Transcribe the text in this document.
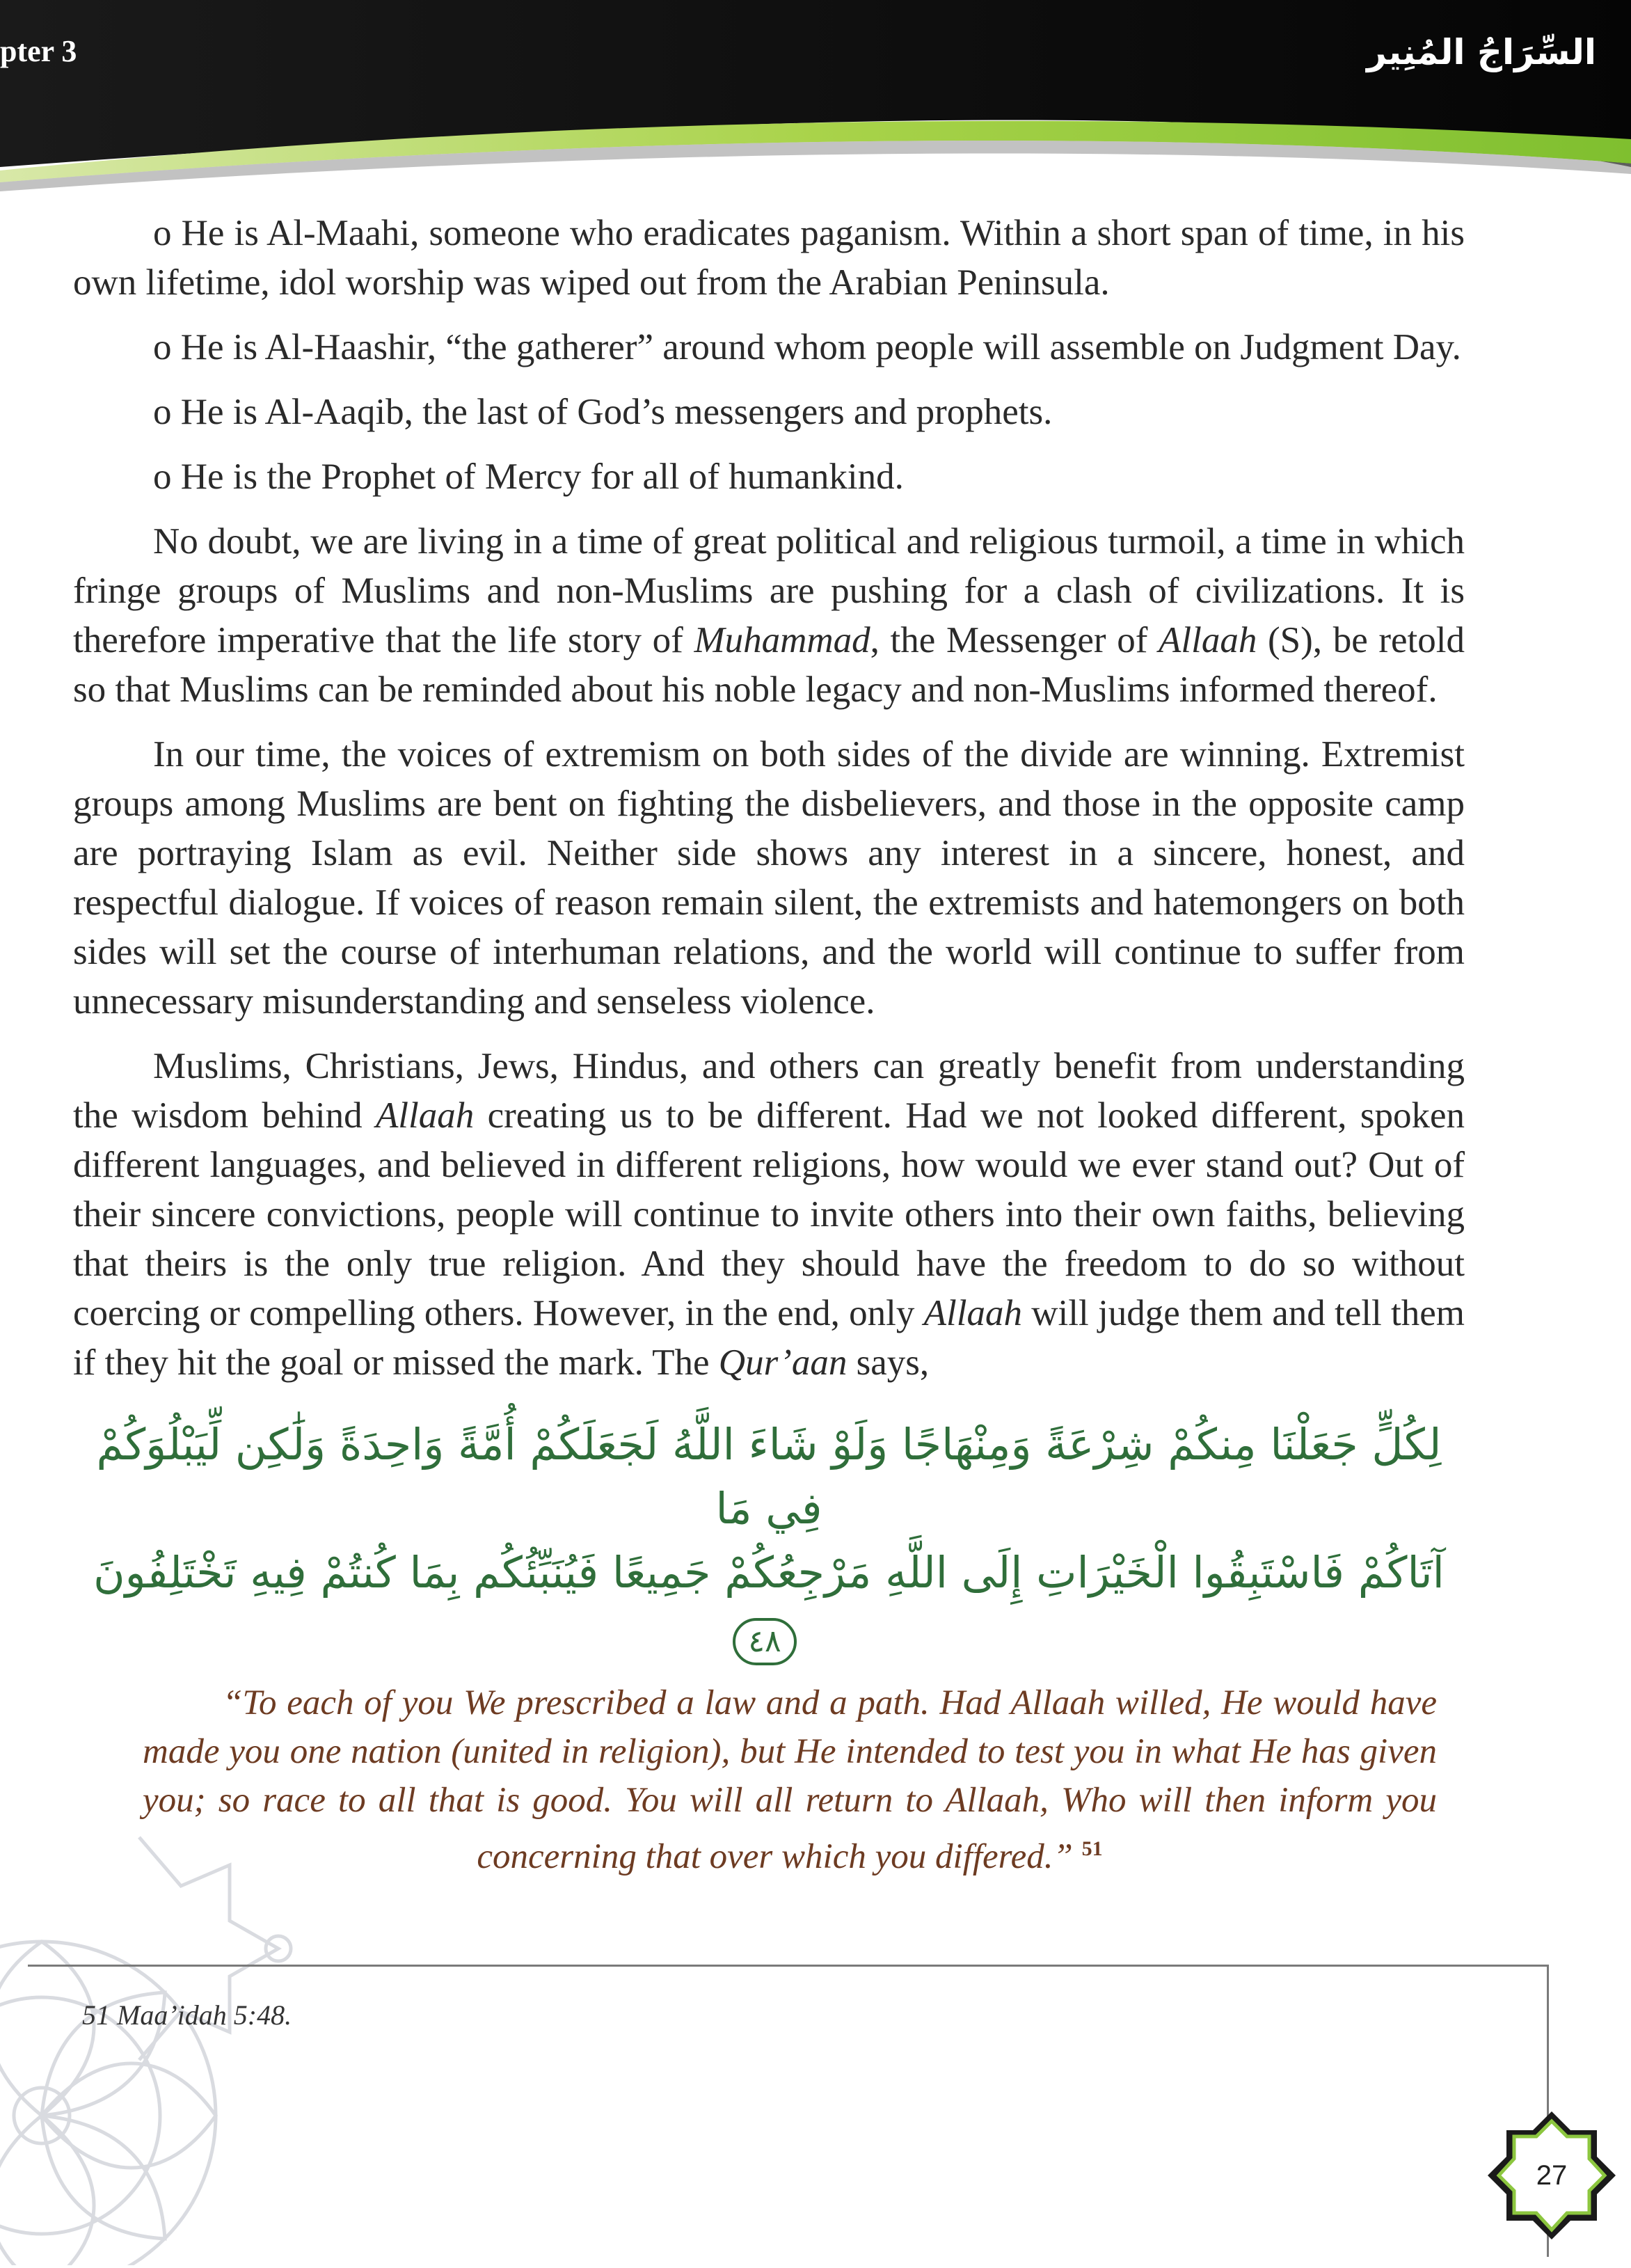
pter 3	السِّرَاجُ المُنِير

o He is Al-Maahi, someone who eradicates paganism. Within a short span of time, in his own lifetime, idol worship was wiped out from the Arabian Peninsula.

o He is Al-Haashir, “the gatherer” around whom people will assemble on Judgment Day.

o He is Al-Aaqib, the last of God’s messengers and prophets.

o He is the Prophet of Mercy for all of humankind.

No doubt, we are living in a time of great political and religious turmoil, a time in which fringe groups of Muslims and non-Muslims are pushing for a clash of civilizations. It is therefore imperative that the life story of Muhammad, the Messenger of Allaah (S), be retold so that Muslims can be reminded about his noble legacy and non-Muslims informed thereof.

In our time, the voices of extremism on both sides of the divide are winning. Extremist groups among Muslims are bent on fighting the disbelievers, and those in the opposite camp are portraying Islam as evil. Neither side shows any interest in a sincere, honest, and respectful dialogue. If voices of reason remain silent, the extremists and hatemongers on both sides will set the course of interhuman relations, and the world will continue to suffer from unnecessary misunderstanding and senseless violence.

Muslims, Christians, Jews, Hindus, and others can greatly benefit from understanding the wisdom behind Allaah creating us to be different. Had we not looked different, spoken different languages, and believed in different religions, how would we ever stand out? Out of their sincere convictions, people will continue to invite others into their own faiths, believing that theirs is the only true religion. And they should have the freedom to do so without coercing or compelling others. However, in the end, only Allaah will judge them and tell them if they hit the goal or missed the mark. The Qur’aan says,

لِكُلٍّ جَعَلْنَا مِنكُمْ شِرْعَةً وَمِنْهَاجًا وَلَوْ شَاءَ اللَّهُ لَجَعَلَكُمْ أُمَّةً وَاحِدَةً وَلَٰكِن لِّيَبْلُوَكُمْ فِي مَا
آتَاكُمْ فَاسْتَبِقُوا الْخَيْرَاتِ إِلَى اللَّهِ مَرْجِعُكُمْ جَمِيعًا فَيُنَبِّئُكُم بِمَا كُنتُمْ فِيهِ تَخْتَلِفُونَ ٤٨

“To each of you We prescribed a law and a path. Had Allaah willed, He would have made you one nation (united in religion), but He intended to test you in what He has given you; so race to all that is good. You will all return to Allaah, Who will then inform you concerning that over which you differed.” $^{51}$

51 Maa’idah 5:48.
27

--

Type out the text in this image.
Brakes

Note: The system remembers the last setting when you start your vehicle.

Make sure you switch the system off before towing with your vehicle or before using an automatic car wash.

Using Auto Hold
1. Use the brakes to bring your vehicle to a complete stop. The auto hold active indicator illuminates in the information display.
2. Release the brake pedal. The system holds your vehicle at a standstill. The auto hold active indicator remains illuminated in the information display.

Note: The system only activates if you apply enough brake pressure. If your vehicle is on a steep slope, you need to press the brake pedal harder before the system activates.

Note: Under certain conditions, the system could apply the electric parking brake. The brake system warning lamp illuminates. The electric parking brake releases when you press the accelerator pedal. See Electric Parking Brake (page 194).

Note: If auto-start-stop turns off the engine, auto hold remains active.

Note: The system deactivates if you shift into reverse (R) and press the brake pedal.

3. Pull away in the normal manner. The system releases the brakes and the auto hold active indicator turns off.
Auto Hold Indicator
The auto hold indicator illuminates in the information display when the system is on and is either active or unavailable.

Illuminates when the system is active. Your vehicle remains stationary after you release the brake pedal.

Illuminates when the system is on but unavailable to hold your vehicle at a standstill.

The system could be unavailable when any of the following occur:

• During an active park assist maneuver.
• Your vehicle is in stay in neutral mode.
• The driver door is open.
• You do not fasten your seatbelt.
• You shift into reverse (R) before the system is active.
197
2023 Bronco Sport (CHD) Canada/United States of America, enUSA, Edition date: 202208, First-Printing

==

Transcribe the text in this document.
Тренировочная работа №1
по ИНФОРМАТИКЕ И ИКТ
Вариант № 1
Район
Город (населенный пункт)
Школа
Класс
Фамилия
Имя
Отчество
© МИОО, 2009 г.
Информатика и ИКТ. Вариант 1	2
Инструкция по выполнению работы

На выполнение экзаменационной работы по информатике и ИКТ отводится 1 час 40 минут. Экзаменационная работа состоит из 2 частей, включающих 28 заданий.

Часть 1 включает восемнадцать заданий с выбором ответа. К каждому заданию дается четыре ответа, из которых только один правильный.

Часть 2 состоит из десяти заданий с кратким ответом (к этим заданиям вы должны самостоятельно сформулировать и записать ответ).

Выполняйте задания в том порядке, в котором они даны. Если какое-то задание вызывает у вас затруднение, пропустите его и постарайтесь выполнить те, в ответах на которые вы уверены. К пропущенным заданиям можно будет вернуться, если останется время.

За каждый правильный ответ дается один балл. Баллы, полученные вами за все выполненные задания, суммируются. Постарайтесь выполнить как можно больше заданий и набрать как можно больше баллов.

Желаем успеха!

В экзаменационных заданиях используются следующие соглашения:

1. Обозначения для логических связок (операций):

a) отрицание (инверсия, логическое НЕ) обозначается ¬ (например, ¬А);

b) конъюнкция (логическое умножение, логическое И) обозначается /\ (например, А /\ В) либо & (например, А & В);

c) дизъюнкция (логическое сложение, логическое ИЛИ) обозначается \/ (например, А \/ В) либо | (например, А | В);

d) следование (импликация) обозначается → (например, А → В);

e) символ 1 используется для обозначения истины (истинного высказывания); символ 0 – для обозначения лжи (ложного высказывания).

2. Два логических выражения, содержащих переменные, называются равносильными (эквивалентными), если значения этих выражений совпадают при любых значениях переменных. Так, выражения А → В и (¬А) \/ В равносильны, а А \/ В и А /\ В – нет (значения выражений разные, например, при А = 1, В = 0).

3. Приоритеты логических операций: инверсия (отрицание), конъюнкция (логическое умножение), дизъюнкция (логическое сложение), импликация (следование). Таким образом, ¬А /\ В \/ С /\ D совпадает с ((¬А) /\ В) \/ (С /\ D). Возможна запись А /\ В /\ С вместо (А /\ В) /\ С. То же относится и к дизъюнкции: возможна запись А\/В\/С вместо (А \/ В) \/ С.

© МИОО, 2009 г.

WHAT TO WORK ON :: Count the lines of the material that include the word "standstill", then state only the total.

OUTPUT :: 2